Exercise aim:
Set down, in full, every record in the block.
[BEGIN]
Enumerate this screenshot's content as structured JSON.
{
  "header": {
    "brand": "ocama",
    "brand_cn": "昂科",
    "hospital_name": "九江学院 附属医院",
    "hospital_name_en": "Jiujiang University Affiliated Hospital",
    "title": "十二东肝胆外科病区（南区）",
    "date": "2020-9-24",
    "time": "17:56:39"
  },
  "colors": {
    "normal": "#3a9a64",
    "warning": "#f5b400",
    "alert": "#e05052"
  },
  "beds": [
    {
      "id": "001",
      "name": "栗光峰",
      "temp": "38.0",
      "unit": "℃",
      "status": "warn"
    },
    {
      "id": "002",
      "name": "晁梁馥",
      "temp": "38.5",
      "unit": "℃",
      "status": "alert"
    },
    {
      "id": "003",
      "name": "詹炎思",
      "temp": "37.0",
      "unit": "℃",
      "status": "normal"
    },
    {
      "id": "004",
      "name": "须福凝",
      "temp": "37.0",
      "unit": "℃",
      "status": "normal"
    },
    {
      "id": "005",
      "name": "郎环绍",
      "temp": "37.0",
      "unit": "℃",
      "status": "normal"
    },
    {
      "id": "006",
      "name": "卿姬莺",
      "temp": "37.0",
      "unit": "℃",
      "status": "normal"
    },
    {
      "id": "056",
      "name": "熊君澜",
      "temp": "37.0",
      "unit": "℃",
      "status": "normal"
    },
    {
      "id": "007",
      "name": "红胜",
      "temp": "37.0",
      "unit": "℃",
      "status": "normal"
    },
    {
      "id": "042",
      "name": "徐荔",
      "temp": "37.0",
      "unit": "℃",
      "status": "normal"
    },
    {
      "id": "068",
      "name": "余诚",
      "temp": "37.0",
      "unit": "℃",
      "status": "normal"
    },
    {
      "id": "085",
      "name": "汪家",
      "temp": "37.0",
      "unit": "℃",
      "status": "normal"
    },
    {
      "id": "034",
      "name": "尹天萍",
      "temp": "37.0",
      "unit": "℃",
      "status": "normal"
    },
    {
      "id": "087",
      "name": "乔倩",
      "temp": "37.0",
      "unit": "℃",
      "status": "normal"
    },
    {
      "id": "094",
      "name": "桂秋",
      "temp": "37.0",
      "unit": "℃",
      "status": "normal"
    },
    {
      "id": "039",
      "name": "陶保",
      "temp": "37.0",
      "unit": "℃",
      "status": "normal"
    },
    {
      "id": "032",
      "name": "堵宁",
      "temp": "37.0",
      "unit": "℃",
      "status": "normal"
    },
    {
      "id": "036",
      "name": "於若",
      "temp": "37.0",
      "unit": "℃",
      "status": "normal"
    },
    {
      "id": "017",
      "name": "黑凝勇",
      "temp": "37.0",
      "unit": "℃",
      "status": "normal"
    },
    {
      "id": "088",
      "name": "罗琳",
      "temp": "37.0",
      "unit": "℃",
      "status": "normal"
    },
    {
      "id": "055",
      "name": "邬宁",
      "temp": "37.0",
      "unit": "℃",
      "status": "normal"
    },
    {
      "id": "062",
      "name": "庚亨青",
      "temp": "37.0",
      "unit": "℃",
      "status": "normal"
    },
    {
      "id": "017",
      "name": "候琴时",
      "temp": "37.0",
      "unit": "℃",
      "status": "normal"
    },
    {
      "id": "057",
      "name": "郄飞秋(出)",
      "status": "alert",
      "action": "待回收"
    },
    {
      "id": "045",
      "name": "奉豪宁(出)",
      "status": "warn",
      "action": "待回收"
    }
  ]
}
[END]
Exercise response:
Enumerate this screenshot's content as structured JSON.
{
  "header": {
    "brand": "ocama",
    "brand_cn": "昂科",
    "hospital_name": "九江学院 附属医院",
    "hospital_name_en": "Jiujiang University Affiliated Hospital",
    "title": "十二东肝胆外科病区（南区）",
    "date": "2020-9-24",
    "time": "17:56:39"
  },
  "colors": {
    "normal": "#3a9a64",
    "warning": "#f5b400",
    "alert": "#e05052"
  },
  "beds": [
    {
      "id": "001",
      "name": "栗光峰",
      "temp": "38.0",
      "unit": "℃",
      "status": "warn"
    },
    {
      "id": "002",
      "name": "晁梁馥",
      "temp": "38.5",
      "unit": "℃",
      "status": "alert"
    },
    {
      "id": "003",
      "name": "詹炎思",
      "temp": "37.0",
      "unit": "℃",
      "status": "normal"
    },
    {
      "id": "004",
      "name": "须福凝",
      "temp": "37.0",
      "unit": "℃",
      "status": "normal"
    },
    {
      "id": "005",
      "name": "郎环绍",
      "temp": "37.0",
      "unit": "℃",
      "status": "normal"
    },
    {
      "id": "006",
      "name": "卿姬莺",
      "temp": "37.0",
      "unit": "℃",
      "status": "normal"
    },
    {
      "id": "056",
      "name": "熊君澜",
      "temp": "37.0",
      "unit": "℃",
      "status": "normal"
    },
    {
      "id": "007",
      "name": "红胜",
      "temp": "37.0",
      "unit": "℃",
      "status": "normal"
    },
    {
      "id": "042",
      "name": "徐荔",
      "temp": "37.0",
      "unit": "℃",
      "status": "normal"
    },
    {
      "id": "068",
      "name": "余诚",
      "temp": "37.0",
      "unit": "℃",
      "status": "normal"
    },
    {
      "id": "085",
      "name": "汪家",
      "temp": "37.0",
      "unit": "℃",
      "status": "normal"
    },
    {
      "id": "034",
      "name": "尹天萍",
      "temp": "37.0",
      "unit": "℃",
      "status": "normal"
    },
    {
      "id": "087",
      "name": "乔倩",
      "temp": "37.0",
      "unit": "℃",
      "status": "normal"
    },
    {
      "id": "094",
      "name": "桂秋",
      "temp": "37.0",
      "unit": "℃",
      "status": "normal"
    },
    {
      "id": "039",
      "name": "陶保",
      "temp": "37.0",
      "unit": "℃",
      "status": "normal"
    },
    {
      "id": "032",
      "name": "堵宁",
      "temp": "37.0",
      "unit": "℃",
      "status": "normal"
    },
    {
      "id": "036",
      "name": "於若",
      "temp": "37.0",
      "unit": "℃",
      "status": "normal"
    },
    {
      "id": "017",
      "name": "黑凝勇",
      "temp": "37.0",
      "unit": "℃",
      "status": "normal"
    },
    {
      "id": "088",
      "name": "罗琳",
      "temp": "37.0",
      "unit": "℃",
      "status": "normal"
    },
    {
      "id": "055",
      "name": "邬宁",
      "temp": "37.0",
      "unit": "℃",
      "status": "normal"
    },
    {
      "id": "062",
      "name": "庚亨青",
      "temp": "37.0",
      "unit": "℃",
      "status": "normal"
    },
    {
      "id": "017",
      "name": "候琴时",
      "temp": "37.0",
      "unit": "℃",
      "status": "normal"
    },
    {
      "id": "057",
      "name": "郄飞秋(出)",
      "status": "alert",
      "action": "待回收"
    },
    {
      "id": "045",
      "name": "奉豪宁(出)",
      "status": "warn",
      "action": "待回收"
    }
  ]
}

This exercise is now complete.